[Opening Selected extract section]

Cartoon by Gabbie Evans.
ANDRES SALERNO | OPINION COLUMNIST | firstname.lastname@example.org
The tension in the air is palpable. Somewhere deep within Holcomb, an army of dawg-print charlatans are being prodded and prepared to be unleashed upon the student body. Real Business Experience (RBE) season is upon us. God help us all.
Since many of us are about to suffer through our closest friends wielding guilt like a cudgel and beating us into buying literal garbage bought in bulk from a sketchy Chinese website, I thought it would be a good idea to bring forth four products that I believe would do well with this student body.
- Laptop Sticker Remover
We all go through that phase. When you are sitting in the middle of Starbucks and avoiding your homework by looking at the tables around you, you realize how much you can tell about people by what they put on the back of their laptop — major, hobbies, whether they are the kind of people who say doggo — all is apparent. Still avoiding your homework, you log onto Redbubble and run up a bill.
Maybe you grew as a person, maybe your interests have changed, maybe your liberal arts education paid off and you grew enough respect for the arts and humanities that your STEMinist laptop sticker doesn’t have the girl power punch you once thought it did. Things change, and that’s OK.

[Closing Selected extract section]

*Task details*: Decide whether each statement agrees with the opinion column on RBE season, answering yes or no and quoting the deciding words. 1. The columnist plans to present four products suited to the student body. 2. The cartoon with the column was drawn by Andres Salerno. 3. RBE stands for Real Business Experience.

[Opening Material provided section]

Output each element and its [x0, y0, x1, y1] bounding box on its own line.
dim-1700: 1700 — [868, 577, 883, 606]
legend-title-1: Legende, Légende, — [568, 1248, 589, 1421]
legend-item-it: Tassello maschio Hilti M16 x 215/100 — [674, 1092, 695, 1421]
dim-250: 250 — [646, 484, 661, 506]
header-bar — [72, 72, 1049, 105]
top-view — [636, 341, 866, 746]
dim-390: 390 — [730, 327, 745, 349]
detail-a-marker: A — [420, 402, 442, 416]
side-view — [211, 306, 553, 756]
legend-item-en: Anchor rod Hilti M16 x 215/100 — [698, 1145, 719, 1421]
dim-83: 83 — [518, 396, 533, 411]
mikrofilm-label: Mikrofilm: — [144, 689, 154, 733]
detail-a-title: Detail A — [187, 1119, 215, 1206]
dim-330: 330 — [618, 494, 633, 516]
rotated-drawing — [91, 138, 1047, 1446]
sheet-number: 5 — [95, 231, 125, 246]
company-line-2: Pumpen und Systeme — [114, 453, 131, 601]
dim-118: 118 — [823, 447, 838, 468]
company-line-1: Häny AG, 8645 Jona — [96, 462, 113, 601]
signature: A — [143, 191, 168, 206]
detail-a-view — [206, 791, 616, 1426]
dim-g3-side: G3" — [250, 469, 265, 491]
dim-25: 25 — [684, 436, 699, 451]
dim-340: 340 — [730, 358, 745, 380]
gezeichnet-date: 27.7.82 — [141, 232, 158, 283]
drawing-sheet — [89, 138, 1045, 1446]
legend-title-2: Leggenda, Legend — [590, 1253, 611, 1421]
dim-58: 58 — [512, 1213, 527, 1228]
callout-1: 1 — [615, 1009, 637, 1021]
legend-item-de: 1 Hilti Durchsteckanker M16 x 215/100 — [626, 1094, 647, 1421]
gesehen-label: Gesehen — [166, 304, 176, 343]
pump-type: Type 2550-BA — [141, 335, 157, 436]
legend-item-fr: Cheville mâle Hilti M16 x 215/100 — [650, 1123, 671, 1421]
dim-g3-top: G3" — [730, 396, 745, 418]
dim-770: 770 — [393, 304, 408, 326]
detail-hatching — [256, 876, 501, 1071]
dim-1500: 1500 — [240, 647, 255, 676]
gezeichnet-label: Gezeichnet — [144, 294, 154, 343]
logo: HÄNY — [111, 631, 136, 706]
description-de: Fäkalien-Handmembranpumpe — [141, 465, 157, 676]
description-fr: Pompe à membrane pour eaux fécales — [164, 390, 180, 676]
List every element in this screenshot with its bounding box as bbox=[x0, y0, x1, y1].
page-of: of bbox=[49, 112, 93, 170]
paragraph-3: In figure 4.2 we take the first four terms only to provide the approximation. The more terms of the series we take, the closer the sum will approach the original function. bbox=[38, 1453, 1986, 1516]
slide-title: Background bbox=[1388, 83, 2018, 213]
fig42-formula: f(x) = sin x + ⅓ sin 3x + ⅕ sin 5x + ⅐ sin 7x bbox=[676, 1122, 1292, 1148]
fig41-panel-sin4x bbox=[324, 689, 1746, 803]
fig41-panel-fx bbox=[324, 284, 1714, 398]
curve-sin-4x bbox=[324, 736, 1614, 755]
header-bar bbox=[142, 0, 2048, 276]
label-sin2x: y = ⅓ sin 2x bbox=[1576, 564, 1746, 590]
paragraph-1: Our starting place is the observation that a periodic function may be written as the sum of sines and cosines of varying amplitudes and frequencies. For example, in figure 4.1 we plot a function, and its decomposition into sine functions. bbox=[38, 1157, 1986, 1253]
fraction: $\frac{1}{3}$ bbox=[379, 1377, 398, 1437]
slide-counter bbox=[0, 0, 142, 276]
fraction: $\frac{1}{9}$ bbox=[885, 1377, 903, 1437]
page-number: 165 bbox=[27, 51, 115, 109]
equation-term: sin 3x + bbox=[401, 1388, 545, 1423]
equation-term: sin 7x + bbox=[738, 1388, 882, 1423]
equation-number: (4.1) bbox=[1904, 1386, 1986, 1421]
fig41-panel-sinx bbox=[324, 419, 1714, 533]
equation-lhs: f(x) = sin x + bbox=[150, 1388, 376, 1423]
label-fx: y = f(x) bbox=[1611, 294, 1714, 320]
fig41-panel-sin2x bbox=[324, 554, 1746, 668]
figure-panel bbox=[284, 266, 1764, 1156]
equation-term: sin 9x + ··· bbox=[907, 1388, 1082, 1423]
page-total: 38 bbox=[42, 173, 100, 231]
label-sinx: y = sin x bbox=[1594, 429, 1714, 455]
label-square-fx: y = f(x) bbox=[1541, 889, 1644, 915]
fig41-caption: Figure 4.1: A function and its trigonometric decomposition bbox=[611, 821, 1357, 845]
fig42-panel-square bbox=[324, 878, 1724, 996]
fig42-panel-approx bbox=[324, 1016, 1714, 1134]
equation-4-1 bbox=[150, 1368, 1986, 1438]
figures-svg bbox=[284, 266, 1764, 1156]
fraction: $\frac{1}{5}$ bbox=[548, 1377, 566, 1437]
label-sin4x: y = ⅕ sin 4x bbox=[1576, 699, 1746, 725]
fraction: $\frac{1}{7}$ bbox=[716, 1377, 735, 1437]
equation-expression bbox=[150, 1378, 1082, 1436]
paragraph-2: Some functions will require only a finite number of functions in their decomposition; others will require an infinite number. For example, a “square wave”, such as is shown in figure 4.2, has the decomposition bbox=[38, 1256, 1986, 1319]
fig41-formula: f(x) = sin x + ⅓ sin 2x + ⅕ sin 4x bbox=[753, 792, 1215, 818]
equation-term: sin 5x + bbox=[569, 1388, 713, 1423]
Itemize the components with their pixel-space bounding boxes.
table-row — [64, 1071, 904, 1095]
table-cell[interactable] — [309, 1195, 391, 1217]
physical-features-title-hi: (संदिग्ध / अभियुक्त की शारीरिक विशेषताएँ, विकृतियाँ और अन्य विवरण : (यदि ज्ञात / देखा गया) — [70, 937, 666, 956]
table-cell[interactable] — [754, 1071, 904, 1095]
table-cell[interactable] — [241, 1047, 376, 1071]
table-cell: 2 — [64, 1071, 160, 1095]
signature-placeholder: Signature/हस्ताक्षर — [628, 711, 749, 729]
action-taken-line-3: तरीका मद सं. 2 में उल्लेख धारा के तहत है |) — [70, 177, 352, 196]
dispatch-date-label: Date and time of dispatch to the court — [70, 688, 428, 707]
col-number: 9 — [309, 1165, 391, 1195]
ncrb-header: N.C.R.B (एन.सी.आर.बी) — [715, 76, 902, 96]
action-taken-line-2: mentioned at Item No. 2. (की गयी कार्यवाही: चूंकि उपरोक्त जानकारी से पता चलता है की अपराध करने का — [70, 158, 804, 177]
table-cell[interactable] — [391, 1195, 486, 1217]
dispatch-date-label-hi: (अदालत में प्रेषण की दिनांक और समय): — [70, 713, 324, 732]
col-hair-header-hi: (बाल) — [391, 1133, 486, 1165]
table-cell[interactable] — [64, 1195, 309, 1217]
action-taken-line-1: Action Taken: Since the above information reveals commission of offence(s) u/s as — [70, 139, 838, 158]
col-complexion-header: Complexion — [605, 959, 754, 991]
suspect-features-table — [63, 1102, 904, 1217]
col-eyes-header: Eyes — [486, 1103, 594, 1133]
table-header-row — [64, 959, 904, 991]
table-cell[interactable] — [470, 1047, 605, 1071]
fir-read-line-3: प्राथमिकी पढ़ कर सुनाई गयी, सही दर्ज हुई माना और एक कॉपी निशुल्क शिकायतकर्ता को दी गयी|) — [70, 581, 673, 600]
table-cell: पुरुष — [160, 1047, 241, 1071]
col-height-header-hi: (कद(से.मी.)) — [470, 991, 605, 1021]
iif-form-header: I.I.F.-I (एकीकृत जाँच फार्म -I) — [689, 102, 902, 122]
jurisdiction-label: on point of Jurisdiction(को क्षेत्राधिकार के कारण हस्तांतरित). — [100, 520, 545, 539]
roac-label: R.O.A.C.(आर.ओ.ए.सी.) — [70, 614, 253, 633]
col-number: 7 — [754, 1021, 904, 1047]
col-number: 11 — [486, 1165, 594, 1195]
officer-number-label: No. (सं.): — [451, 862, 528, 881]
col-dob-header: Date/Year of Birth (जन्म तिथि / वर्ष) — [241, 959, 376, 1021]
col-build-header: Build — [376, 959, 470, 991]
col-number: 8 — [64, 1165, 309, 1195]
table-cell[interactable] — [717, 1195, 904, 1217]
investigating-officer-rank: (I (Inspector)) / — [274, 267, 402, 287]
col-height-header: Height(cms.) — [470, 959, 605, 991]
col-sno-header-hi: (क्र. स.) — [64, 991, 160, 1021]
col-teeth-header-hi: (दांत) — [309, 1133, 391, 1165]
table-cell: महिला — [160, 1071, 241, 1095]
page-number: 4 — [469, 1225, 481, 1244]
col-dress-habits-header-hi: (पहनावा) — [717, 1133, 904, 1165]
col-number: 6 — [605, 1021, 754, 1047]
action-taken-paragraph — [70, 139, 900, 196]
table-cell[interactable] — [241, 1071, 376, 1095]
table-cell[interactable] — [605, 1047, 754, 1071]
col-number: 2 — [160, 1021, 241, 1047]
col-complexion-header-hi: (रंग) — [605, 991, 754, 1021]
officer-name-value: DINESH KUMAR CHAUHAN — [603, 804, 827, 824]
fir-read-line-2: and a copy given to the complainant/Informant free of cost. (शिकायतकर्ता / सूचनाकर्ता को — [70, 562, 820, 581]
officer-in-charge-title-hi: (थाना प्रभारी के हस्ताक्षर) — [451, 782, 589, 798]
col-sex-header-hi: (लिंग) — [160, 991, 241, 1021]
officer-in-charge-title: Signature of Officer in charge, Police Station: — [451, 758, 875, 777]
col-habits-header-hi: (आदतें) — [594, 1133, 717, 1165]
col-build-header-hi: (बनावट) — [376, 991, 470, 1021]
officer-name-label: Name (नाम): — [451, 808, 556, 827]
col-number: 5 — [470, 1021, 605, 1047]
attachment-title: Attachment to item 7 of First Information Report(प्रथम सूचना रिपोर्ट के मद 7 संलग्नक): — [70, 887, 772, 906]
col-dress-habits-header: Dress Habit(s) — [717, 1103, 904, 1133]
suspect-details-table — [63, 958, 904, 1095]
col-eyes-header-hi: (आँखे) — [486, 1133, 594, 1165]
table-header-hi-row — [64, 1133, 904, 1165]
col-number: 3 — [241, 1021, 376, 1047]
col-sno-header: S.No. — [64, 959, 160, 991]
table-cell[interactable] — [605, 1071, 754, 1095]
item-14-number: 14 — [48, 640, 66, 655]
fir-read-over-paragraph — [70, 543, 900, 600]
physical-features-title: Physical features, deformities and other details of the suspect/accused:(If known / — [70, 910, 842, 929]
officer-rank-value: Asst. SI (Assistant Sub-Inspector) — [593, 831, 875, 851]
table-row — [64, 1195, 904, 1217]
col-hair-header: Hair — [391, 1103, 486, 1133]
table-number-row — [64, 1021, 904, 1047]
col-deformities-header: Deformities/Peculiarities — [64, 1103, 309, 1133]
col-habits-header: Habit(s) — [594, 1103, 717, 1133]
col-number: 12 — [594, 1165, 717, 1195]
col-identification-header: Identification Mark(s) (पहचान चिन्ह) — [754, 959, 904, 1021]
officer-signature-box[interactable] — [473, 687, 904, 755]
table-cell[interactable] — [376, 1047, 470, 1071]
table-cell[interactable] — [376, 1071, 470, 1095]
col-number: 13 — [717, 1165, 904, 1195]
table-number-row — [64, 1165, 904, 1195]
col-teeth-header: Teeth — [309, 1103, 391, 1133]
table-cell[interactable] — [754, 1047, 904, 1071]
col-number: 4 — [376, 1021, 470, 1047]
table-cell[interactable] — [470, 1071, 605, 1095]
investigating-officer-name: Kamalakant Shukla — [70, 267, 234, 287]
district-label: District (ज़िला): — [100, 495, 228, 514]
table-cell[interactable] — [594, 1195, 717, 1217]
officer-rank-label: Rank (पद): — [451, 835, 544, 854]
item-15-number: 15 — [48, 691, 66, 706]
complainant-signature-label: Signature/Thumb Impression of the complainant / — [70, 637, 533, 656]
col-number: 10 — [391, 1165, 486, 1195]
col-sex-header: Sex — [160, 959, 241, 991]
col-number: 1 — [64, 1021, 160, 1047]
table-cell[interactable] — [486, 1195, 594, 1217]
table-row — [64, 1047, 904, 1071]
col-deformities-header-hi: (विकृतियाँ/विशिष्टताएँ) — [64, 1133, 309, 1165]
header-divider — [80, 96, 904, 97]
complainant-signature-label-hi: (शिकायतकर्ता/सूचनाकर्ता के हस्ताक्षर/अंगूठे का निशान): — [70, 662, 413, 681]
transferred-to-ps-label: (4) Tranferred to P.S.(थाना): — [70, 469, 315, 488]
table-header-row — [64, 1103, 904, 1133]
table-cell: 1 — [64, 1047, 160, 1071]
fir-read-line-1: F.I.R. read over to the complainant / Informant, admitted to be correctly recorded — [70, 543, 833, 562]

[Closing Material provided section]

*Result of this exercise*:
1. Yes: "bring forth four products that I believe would do well with this student body"
2. No: "Cartoon by Gabbie Evans."
3. Yes: "Real Business Experience (RBE) season is upon us."